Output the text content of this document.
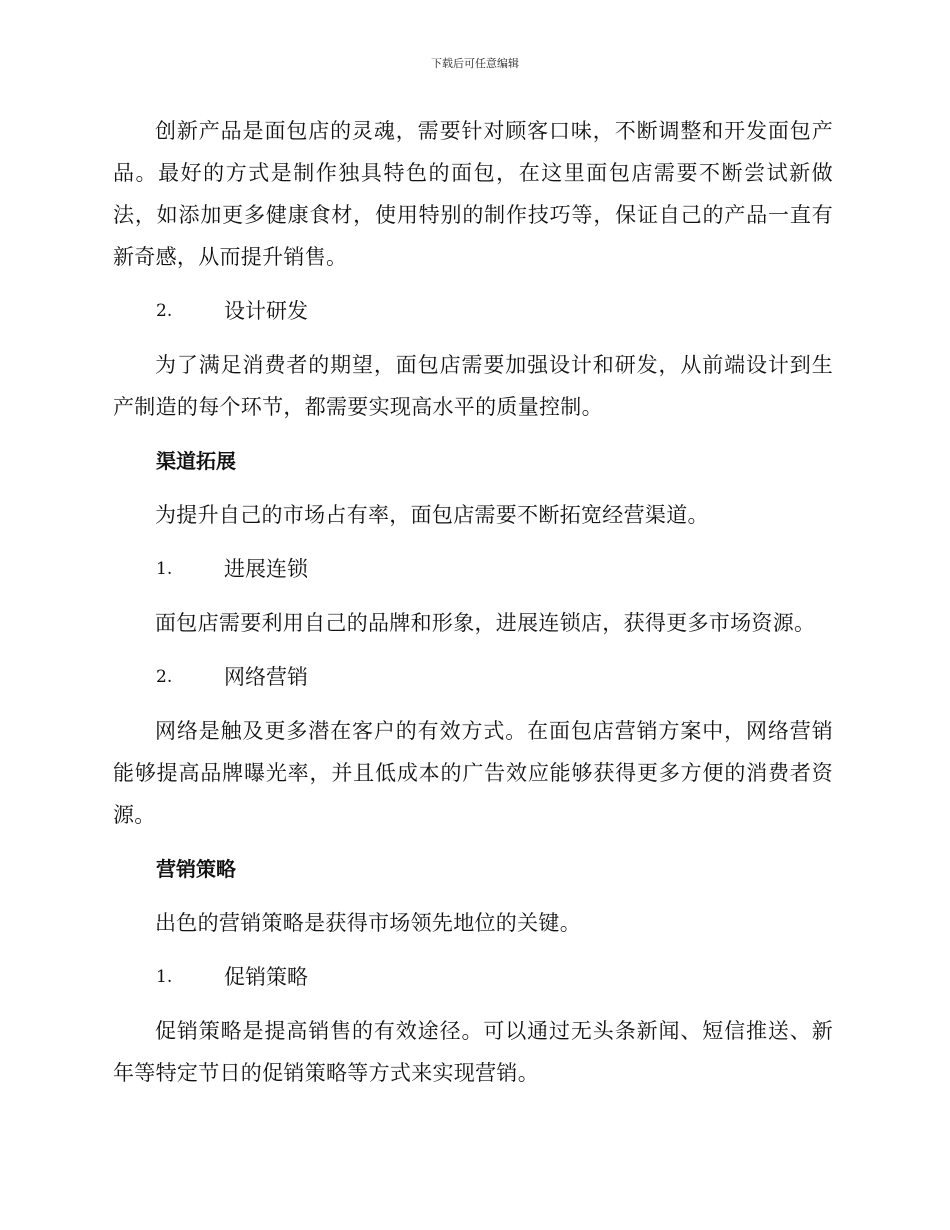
下载后可任意编辑

创新产品是面包店的灵魂，需要针对顾客口味，不断调整和开发面包产品。最好的方式是制作独具特色的面包，在这里面包店需要不断尝试新做法，如添加更多健康食材，使用特别的制作技巧等，保证自己的产品一直有新奇感，从而提升销售。

2.	设计研发

为了满足消费者的期望，面包店需要加强设计和研发，从前端设计到生产制造的每个环节，都需要实现高水平的质量控制。

渠道拓展

为提升自己的市场占有率，面包店需要不断拓宽经营渠道。

1.	进展连锁

面包店需要利用自己的品牌和形象，进展连锁店，获得更多市场资源。

2.	网络营销

网络是触及更多潜在客户的有效方式。在面包店营销方案中，网络营销能够提高品牌曝光率，并且低成本的广告效应能够获得更多方便的消费者资源。

营销策略

出色的营销策略是获得市场领先地位的关键。

1.	促销策略

促销策略是提高销售的有效途径。可以通过无头条新闻、短信推送、新年等特定节日的促销策略等方式来实现营销。
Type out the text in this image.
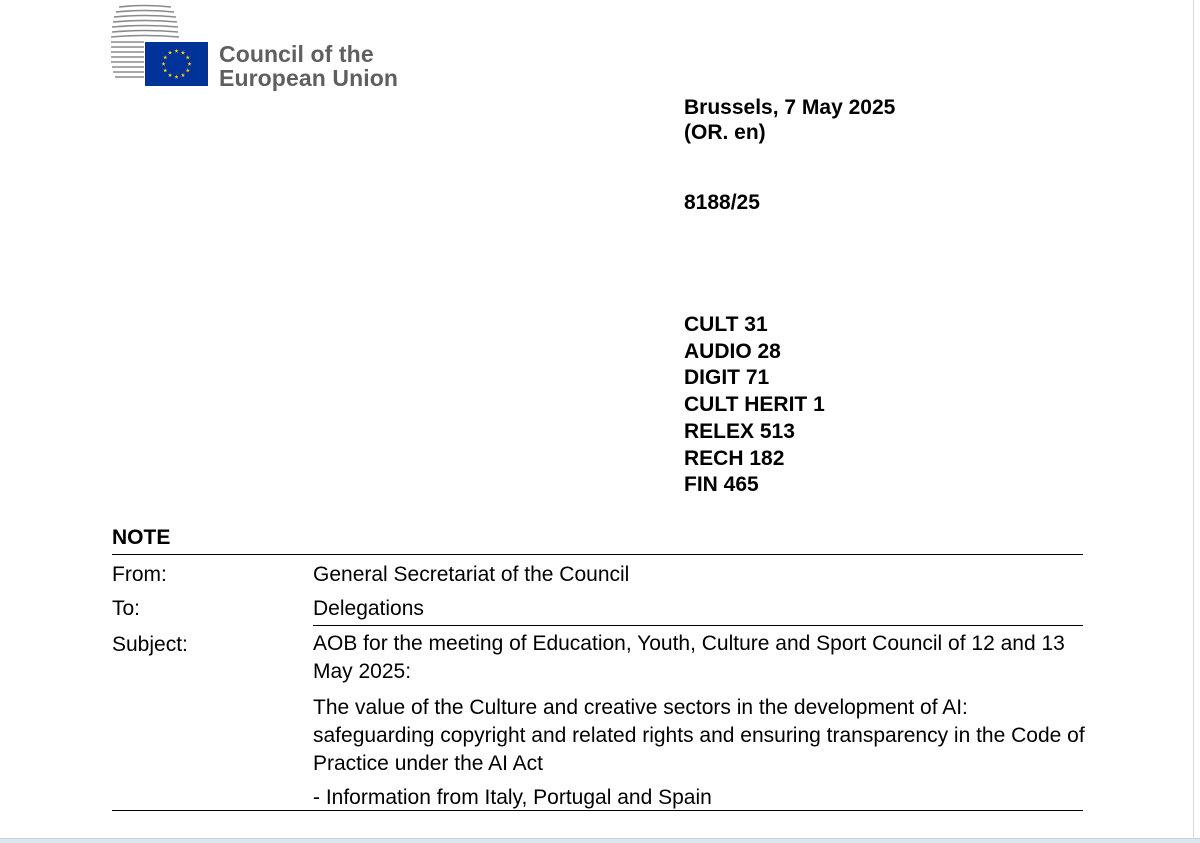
Council of the
European Union
Brussels, 7 May 2025
(OR. en)
8188/25
CULT 31
AUDIO 28
DIGIT 71
CULT HERIT 1
RELEX 513
RECH 182
FIN 465
NOTE
From:	General Secretariat of the Council
To:	Delegations
Subject:	AOB for the meeting of Education, Youth, Culture and Sport Council of 12 and 13 May 2025:

The value of the Culture and creative sectors in the development of AI: safeguarding copyright and related rights and ensuring transparency in the Code of Practice under the AI Act

- Information from Italy, Portugal and Spain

---

### What is being asked
Take the line containing "Type out the text in this image." and all lines after it to the end of the data above, and reproduce them exactly, leaving out pictures. Nothing else belongs in the copy.

### Problem solution
Type out the text in this image.
Council of the
European Union
Brussels, 7 May 2025
(OR. en)
8188/25
CULT 31
AUDIO 28
DIGIT 71
CULT HERIT 1
RELEX 513
RECH 182
FIN 465
NOTE
From:	General Secretariat of the Council
To:	Delegations
Subject:	AOB for the meeting of Education, Youth, Culture and Sport Council of 12 and 13 May 2025:

The value of the Culture and creative sectors in the development of AI: safeguarding copyright and related rights and ensuring transparency in the Code of Practice under the AI Act

- Information from Italy, Portugal and Spain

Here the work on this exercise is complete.